**Goal of the exercise:** Will you give every entry again exactly as it stands?

>> begin Data supplied

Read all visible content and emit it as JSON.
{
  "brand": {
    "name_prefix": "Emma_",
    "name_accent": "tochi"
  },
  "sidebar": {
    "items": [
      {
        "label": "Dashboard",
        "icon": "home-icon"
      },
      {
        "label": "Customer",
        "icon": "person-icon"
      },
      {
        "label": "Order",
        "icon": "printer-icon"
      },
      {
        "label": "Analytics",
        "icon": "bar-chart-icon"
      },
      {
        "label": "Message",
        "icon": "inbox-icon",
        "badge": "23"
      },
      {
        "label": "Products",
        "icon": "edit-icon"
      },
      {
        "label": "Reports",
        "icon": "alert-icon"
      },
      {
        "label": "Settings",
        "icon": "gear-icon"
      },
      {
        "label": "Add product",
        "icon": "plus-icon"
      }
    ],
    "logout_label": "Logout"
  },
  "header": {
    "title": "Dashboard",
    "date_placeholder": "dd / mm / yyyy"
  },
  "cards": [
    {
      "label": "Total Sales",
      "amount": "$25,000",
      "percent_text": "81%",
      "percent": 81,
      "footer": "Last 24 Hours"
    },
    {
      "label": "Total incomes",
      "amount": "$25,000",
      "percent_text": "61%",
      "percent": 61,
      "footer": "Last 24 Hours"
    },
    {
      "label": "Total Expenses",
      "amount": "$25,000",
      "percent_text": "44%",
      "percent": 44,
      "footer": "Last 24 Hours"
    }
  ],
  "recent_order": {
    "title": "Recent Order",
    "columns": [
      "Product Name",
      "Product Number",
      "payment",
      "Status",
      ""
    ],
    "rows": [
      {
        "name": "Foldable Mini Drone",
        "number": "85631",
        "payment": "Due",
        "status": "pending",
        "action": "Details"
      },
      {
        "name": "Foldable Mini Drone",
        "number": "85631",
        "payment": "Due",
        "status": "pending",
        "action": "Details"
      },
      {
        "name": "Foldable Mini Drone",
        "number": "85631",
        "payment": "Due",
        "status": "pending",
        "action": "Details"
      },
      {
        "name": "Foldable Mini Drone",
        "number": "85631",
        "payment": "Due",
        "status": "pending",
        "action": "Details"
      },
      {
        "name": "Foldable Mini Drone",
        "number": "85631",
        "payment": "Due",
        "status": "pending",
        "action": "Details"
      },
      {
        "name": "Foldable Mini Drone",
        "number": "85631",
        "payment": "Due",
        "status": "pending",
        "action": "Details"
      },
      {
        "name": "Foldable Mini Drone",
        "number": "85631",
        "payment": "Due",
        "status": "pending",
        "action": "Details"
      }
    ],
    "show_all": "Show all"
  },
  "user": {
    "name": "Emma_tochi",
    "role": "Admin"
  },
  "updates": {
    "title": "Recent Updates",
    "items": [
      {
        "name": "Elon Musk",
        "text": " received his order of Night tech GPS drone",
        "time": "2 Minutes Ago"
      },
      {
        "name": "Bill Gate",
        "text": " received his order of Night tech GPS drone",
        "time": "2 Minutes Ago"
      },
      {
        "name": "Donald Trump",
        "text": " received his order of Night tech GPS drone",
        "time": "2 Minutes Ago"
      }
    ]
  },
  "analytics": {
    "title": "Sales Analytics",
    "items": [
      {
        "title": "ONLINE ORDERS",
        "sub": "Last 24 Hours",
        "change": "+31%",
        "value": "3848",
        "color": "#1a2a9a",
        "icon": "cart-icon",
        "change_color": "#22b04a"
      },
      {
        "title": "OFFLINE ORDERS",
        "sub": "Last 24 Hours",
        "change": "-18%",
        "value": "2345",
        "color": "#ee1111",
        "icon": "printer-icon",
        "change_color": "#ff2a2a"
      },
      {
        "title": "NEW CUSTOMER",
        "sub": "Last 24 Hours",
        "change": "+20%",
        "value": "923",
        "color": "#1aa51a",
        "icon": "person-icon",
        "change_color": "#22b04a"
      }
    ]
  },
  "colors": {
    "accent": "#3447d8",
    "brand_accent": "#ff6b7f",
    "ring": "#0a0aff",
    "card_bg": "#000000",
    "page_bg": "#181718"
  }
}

>> end Data supplied

**Task response:**
Read all visible content and emit it as JSON.
{
  "brand": {
    "name_prefix": "Emma_",
    "name_accent": "tochi"
  },
  "sidebar": {
    "items": [
      {
        "label": "Dashboard",
        "icon": "home-icon"
      },
      {
        "label": "Customer",
        "icon": "person-icon"
      },
      {
        "label": "Order",
        "icon": "printer-icon"
      },
      {
        "label": "Analytics",
        "icon": "bar-chart-icon"
      },
      {
        "label": "Message",
        "icon": "inbox-icon",
        "badge": "23"
      },
      {
        "label": "Products",
        "icon": "edit-icon"
      },
      {
        "label": "Reports",
        "icon": "alert-icon"
      },
      {
        "label": "Settings",
        "icon": "gear-icon"
      },
      {
        "label": "Add product",
        "icon": "plus-icon"
      }
    ],
    "logout_label": "Logout"
  },
  "header": {
    "title": "Dashboard",
    "date_placeholder": "dd / mm / yyyy"
  },
  "cards": [
    {
      "label": "Total Sales",
      "amount": "$25,000",
      "percent_text": "81%",
      "percent": 81,
      "footer": "Last 24 Hours"
    },
    {
      "label": "Total incomes",
      "amount": "$25,000",
      "percent_text": "61%",
      "percent": 61,
      "footer": "Last 24 Hours"
    },
    {
      "label": "Total Expenses",
      "amount": "$25,000",
      "percent_text": "44%",
      "percent": 44,
      "footer": "Last 24 Hours"
    }
  ],
  "recent_order": {
    "title": "Recent Order",
    "columns": [
      "Product Name",
      "Product Number",
      "payment",
      "Status",
      ""
    ],
    "rows": [
      {
        "name": "Foldable Mini Drone",
        "number": "85631",
        "payment": "Due",
        "status": "pending",
        "action": "Details"
      },
      {
        "name": "Foldable Mini Drone",
        "number": "85631",
        "payment": "Due",
        "status": "pending",
        "action": "Details"
      },
      {
        "name": "Foldable Mini Drone",
        "number": "85631",
        "payment": "Due",
        "status": "pending",
        "action": "Details"
      },
      {
        "name": "Foldable Mini Drone",
        "number": "85631",
        "payment": "Due",
        "status": "pending",
        "action": "Details"
      },
      {
        "name": "Foldable Mini Drone",
        "number": "85631",
        "payment": "Due",
        "status": "pending",
        "action": "Details"
      },
      {
        "name": "Foldable Mini Drone",
        "number": "85631",
        "payment": "Due",
        "status": "pending",
        "action": "Details"
      },
      {
        "name": "Foldable Mini Drone",
        "number": "85631",
        "payment": "Due",
        "status": "pending",
        "action": "Details"
      }
    ],
    "show_all": "Show all"
  },
  "user": {
    "name": "Emma_tochi",
    "role": "Admin"
  },
  "updates": {
    "title": "Recent Updates",
    "items": [
      {
        "name": "Elon Musk",
        "text": " received his order of Night tech GPS drone",
        "time": "2 Minutes Ago"
      },
      {
        "name": "Bill Gate",
        "text": " received his order of Night tech GPS drone",
        "time": "2 Minutes Ago"
      },
      {
        "name": "Donald Trump",
        "text": " received his order of Night tech GPS drone",
        "time": "2 Minutes Ago"
      }
    ]
  },
  "analytics": {
    "title": "Sales Analytics",
    "items": [
      {
        "title": "ONLINE ORDERS",
        "sub": "Last 24 Hours",
        "change": "+31%",
        "value": "3848",
        "color": "#1a2a9a",
        "icon": "cart-icon",
        "change_color": "#22b04a"
      },
      {
        "title": "OFFLINE ORDERS",
        "sub": "Last 24 Hours",
        "change": "-18%",
        "value": "2345",
        "color": "#ee1111",
        "icon": "printer-icon",
        "change_color": "#ff2a2a"
      },
      {
        "title": "NEW CUSTOMER",
        "sub": "Last 24 Hours",
        "change": "+20%",
        "value": "923",
        "color": "#1aa51a",
        "icon": "person-icon",
        "change_color": "#22b04a"
      }
    ]
  },
  "colors": {
    "accent": "#3447d8",
    "brand_accent": "#ff6b7f",
    "ring": "#0a0aff",
    "card_bg": "#000000",
    "page_bg": "#181718"
  }
}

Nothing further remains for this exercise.